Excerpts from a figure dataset
******************************

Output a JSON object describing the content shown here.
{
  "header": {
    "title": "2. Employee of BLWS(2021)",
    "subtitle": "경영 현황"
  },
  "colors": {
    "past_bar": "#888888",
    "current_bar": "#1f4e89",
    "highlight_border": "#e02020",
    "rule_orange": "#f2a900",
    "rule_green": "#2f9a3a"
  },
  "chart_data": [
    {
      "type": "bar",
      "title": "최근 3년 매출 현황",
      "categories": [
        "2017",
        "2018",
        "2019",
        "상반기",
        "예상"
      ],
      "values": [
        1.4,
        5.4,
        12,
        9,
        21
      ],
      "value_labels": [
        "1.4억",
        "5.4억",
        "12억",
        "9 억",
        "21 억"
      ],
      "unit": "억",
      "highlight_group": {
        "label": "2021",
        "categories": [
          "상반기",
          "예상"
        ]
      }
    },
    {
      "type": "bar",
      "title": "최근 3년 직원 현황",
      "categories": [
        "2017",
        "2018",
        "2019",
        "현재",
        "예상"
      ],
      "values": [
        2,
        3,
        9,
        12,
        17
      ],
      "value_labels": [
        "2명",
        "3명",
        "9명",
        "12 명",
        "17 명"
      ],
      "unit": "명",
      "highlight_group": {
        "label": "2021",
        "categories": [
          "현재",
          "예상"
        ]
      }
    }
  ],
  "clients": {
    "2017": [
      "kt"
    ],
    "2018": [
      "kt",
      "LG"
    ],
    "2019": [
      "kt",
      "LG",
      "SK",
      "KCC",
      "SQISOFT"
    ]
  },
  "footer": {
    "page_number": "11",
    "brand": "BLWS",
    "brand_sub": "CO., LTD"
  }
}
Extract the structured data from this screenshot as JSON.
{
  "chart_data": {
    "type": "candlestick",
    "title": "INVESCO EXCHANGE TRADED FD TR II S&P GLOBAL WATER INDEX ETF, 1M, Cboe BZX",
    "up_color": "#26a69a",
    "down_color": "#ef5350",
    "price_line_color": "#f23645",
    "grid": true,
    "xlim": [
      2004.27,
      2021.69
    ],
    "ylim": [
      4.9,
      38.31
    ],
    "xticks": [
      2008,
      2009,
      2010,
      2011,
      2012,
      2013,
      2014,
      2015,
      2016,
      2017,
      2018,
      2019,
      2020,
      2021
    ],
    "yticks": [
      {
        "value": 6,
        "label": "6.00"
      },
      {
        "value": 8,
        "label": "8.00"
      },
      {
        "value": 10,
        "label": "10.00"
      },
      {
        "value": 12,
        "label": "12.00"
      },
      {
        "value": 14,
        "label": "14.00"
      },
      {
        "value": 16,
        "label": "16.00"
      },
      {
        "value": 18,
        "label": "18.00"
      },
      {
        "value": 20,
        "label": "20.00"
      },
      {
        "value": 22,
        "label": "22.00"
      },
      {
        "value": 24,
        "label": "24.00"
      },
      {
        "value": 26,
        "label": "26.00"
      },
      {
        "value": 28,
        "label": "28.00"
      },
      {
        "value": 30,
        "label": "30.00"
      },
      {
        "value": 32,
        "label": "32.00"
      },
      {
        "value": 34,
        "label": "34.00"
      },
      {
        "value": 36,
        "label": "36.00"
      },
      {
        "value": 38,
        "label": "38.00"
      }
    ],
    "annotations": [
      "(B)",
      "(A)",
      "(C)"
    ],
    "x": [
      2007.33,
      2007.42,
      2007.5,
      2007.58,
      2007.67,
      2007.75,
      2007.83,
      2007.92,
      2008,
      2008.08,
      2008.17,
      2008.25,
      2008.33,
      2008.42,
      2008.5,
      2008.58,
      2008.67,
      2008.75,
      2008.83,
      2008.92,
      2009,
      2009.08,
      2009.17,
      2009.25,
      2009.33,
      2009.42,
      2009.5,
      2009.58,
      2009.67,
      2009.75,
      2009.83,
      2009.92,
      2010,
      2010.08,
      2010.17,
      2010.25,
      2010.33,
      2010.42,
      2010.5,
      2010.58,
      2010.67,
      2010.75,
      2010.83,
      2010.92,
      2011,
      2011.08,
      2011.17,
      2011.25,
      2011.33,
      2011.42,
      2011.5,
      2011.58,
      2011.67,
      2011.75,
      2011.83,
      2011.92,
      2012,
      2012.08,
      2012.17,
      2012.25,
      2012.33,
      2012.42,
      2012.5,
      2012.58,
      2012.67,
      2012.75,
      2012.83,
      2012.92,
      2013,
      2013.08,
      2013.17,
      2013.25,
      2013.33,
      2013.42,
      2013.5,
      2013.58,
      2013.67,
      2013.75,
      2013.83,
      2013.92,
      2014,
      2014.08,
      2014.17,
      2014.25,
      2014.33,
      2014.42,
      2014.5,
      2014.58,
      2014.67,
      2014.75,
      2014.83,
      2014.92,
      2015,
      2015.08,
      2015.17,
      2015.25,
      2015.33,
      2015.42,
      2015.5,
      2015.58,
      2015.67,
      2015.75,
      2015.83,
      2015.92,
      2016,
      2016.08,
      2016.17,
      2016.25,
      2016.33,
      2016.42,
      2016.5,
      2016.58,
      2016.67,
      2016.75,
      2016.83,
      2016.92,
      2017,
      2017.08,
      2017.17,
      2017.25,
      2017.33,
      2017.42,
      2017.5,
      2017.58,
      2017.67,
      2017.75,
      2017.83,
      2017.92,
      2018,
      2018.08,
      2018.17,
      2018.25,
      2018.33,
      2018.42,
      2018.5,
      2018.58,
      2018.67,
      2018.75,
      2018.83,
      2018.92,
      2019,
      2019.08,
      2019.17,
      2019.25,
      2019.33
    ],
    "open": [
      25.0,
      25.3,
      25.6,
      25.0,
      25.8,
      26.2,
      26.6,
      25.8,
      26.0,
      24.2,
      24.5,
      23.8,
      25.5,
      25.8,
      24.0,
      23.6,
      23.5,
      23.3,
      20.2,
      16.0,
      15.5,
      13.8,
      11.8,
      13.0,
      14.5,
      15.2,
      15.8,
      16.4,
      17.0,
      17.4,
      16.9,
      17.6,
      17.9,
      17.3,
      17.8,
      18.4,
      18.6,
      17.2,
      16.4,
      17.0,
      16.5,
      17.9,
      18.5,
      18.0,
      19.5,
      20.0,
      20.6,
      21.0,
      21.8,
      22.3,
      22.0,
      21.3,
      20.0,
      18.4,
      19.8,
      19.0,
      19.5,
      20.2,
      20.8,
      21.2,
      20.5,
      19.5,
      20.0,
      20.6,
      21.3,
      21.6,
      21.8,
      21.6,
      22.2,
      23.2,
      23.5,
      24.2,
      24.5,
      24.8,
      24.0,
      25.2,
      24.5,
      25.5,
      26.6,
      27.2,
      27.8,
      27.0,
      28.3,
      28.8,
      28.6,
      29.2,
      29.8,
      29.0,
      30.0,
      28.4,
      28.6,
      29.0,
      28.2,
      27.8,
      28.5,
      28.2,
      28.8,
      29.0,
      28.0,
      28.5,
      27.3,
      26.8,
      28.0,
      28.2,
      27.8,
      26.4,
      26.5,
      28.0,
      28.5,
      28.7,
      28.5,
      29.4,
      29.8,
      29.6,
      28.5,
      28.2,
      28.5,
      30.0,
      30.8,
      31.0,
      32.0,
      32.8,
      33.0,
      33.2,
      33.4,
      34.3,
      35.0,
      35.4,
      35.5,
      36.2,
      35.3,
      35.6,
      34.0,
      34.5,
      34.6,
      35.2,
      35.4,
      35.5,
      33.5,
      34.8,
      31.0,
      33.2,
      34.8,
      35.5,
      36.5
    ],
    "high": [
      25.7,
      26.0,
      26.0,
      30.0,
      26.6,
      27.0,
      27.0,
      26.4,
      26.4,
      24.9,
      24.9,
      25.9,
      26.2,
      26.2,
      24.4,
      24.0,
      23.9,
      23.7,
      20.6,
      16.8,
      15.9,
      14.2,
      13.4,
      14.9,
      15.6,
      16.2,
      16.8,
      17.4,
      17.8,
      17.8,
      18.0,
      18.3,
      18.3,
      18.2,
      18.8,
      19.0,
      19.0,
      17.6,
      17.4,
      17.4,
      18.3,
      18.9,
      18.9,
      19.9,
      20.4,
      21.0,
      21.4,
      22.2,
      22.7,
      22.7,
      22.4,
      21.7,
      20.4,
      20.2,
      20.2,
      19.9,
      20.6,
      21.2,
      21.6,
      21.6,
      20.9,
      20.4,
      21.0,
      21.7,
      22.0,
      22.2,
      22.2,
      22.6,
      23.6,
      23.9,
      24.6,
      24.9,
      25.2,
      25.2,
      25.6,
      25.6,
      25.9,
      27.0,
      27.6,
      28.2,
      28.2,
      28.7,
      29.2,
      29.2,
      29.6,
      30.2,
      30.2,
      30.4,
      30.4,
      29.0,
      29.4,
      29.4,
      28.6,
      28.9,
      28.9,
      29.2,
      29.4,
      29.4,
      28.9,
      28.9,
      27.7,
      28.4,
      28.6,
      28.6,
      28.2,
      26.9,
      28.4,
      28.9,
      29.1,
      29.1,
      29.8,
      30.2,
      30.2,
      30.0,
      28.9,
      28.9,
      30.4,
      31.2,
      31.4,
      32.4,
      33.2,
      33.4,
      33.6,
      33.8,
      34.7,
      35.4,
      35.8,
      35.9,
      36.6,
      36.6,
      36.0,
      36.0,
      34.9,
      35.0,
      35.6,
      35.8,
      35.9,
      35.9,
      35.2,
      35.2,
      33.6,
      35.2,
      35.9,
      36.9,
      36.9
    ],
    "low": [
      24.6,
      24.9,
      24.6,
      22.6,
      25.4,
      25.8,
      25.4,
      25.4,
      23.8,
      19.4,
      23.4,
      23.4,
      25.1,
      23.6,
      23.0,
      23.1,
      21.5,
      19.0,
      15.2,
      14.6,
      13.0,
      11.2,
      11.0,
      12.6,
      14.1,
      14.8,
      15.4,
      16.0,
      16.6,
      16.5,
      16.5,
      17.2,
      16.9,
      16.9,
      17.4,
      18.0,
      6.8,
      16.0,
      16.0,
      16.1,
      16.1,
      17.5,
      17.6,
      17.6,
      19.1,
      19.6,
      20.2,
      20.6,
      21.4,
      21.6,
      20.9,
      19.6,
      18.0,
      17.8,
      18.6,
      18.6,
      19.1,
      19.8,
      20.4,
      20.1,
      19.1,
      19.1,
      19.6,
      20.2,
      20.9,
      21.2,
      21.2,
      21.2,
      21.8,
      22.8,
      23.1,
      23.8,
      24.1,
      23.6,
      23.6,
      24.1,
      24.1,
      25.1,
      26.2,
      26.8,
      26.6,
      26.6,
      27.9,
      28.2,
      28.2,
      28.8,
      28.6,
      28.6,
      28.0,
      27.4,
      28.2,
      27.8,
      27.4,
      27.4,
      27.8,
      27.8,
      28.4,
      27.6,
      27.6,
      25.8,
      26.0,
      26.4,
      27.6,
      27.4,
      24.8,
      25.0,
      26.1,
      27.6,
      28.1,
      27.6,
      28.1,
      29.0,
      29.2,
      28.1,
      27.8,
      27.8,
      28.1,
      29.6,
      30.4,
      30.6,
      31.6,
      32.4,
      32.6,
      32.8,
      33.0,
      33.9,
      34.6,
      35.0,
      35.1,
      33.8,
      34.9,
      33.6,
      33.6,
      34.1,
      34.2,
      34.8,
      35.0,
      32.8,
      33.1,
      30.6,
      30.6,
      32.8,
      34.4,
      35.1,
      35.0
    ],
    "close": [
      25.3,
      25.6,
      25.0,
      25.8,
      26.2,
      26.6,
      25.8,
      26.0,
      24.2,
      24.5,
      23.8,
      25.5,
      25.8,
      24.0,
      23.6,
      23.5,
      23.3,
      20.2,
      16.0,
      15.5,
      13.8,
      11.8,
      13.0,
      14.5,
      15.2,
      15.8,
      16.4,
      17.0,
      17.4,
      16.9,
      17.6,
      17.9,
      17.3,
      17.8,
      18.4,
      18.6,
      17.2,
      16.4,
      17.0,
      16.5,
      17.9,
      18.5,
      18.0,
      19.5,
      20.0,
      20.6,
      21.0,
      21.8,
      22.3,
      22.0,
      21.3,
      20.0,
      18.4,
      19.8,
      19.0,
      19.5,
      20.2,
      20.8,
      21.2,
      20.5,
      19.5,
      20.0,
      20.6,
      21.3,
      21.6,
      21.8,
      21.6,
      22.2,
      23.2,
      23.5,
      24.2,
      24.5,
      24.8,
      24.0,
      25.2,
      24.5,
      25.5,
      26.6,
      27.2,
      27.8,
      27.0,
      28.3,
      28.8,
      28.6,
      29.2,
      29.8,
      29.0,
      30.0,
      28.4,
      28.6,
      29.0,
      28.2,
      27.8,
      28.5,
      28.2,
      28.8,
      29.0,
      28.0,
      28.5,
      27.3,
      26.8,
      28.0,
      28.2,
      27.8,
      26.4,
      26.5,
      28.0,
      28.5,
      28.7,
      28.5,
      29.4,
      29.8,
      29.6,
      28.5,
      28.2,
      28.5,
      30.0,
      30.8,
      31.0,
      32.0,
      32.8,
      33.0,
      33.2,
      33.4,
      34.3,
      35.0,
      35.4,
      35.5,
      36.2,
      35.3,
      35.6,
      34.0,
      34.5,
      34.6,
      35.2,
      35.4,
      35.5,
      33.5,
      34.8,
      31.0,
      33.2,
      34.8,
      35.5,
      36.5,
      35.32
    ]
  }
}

******************************

→ Directive
Extract every line above that contains the word "JSON".

→ Expected answer
Output a JSON object describing the content shown here.
Extract the structured data from this screenshot as JSON.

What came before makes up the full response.